Lesetext:
* * * * *

Weibliche Gegenöffentlichkeit | |
Das Grafische Kabinett der Wiener Secession zeigt eine umfassende Retrospektive weiblicher amerikanischer Comic-Kunst. |
Seit den 60er Jahren ist Trina Robbins in Sachen Comics von und für Frauen
unterwegs. Die Pophistorikerin, Zeichnerin und Texterin, hat 67
Künstlerinnen eingeladen ihre aufmüpfigen frechen Frauencartoons in Wien
zu präsentieren.
Breites Spektrum Die Genres der gezeigten Comics reichen von Science-Ficton und Fantasy
(Donna Barr) über Seifenopern (Dale Messick) und bissigen Newspaperstrips (Nina Paley) bis zum
autobiografischen Comic. Letzteres erfreut sich in jüngster Zeit
besonderer Beliebtheit. Es gibt den Zeichnerinnen die Möglichkeit das
Leben als Frau mit all seinen Höhen und Tiefen humoristisch zu
darzustellen.
Mithilfe dieser Viten schaffen sie eine Art feministische
Gegenöffentlichkeit zur männlich dominierten Gegenwart. (Jessica Abel, Julie Doucet, Leanne Franson). Auch ältere
Comic-Künstlerinnen wie Sarah Bvan beschäftigten sich mit weiblichen
Lebensentwürfen an Hand deren man sehr gut die wandelnden Rollenbilder und
Identitäten studieren kann. Zweite Generation Bereits die Titel "Tits and Clits" in den 70er Jahren oder "Slutburger"

* * * * *

Bereitgestellte Angaben:
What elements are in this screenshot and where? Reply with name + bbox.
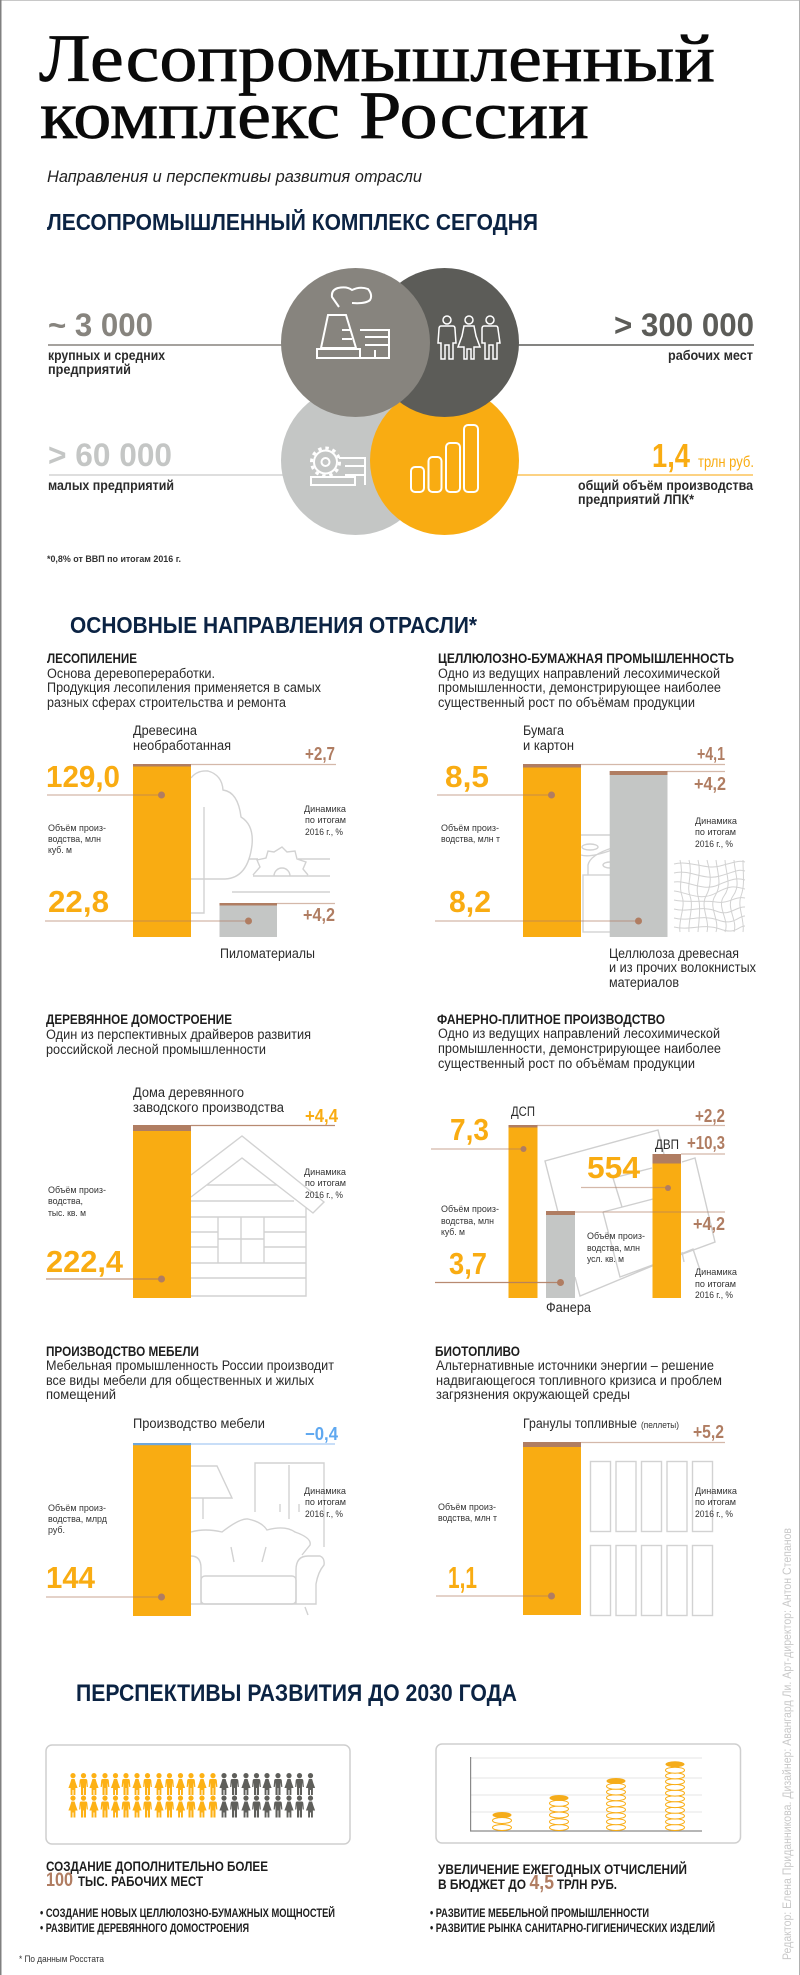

* * * * *

Worum es geht:
Kopiere aus dem Text über amerikanische Comic-Künstlerinnen wortgetreu den Abschnitt von „Weibliche Gegenöffentlichkeit |“ bis einschließlich „zu präsentieren.“.

Ergebnis:
Weibliche Gegenöffentlichkeit | |
Das Grafische Kabinett der Wiener Secession zeigt eine umfassende Retrospektive weiblicher amerikanischer Comic-Kunst. |
Seit den 60er Jahren ist Trina Robbins in Sachen Comics von und für Frauen
unterwegs. Die Pophistorikerin, Zeichnerin und Texterin, hat 67
Künstlerinnen eingeladen ihre aufmüpfigen frechen Frauencartoons in Wien
zu präsentieren.